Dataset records
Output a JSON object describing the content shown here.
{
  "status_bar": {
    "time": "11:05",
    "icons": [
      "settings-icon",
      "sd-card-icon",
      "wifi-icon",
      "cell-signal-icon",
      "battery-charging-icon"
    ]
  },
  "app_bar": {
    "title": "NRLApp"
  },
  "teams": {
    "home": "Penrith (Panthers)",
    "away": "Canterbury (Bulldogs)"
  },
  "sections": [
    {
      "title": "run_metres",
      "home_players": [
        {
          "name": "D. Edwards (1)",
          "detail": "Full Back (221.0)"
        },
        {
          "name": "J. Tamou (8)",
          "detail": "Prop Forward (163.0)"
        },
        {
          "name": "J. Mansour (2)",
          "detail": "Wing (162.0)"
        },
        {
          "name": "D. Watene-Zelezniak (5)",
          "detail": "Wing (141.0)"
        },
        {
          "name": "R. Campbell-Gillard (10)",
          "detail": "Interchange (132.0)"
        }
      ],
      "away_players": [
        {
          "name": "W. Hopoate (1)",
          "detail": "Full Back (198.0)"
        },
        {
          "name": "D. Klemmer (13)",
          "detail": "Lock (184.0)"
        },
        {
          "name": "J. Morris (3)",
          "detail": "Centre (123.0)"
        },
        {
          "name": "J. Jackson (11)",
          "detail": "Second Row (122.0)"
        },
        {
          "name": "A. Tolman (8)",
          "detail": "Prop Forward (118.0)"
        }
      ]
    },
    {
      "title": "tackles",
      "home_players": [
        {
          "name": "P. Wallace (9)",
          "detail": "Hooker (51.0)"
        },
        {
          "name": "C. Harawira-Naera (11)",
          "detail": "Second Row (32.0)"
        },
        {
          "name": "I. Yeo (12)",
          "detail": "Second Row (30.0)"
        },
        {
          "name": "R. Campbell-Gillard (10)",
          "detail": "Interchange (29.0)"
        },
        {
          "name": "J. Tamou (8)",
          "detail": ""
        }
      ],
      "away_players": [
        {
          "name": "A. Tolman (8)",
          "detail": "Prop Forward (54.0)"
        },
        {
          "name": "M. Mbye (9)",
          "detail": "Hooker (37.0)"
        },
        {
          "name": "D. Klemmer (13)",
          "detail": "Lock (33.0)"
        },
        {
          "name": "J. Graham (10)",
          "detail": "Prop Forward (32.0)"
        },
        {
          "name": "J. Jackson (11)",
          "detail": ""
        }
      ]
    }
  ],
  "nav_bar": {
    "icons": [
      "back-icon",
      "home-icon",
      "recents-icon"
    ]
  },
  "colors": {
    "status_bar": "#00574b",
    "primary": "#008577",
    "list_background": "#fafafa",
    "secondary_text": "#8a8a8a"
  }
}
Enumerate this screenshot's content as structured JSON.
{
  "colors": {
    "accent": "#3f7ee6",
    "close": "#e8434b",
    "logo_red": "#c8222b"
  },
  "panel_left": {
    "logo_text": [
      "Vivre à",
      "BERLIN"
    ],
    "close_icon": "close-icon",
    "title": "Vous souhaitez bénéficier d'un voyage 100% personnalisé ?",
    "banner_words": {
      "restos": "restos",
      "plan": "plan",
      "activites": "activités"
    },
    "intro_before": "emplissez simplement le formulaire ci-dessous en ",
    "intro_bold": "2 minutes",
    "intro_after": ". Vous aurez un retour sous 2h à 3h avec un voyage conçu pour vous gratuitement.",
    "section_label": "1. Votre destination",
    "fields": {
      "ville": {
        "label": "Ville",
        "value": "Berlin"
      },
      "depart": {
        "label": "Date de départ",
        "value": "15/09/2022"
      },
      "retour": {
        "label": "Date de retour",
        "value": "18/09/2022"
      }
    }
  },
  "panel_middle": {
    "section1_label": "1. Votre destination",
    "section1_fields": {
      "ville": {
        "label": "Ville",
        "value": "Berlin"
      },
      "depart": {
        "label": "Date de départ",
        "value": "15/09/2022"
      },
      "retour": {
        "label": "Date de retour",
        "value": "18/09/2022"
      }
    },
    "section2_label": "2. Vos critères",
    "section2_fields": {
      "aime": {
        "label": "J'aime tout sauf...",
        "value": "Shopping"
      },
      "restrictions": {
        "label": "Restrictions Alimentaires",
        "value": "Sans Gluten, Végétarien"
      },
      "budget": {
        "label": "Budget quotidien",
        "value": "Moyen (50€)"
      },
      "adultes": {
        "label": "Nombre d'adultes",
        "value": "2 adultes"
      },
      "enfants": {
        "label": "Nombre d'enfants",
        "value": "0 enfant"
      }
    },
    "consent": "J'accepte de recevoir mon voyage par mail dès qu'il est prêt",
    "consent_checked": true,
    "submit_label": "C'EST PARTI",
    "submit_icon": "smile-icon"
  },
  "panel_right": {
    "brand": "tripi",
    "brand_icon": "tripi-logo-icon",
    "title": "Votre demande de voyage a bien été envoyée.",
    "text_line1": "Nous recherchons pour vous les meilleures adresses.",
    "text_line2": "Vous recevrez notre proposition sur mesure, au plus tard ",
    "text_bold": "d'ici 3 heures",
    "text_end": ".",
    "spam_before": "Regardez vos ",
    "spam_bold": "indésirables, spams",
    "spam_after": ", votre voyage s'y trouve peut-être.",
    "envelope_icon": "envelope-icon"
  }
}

EXERCISE PROMPT - The word "pour" may occur in lines of the records. Report how many such lines there are, giving only the number.

WORKED ANSWER - 2